Problem statement:
Check every line of the entries below for the word "only", and copy the ones that have it.

[BEGIN Records for this task]

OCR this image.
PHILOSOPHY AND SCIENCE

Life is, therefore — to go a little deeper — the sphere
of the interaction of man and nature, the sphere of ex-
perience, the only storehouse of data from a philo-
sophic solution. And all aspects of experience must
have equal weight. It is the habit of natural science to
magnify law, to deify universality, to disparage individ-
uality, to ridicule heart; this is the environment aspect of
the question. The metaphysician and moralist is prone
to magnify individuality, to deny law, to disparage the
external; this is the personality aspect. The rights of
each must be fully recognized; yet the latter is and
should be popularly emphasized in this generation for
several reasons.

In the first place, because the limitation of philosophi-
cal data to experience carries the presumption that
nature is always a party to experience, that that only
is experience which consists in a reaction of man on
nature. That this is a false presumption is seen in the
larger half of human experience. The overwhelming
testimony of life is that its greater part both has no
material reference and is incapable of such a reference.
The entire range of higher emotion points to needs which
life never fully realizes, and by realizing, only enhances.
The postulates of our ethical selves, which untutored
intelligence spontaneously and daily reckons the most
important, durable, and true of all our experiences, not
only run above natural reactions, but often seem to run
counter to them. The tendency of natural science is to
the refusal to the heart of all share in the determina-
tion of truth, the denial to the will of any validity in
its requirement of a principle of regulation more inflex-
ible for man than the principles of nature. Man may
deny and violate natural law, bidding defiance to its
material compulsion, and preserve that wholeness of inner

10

[END Records for this task]

Exercise response:
perience, the only storehouse of data from a philo-
nature is always a party to experience, that that only
life never fully realizes, and by realizing, only enhances.
only run above natural reactions, but often seem to run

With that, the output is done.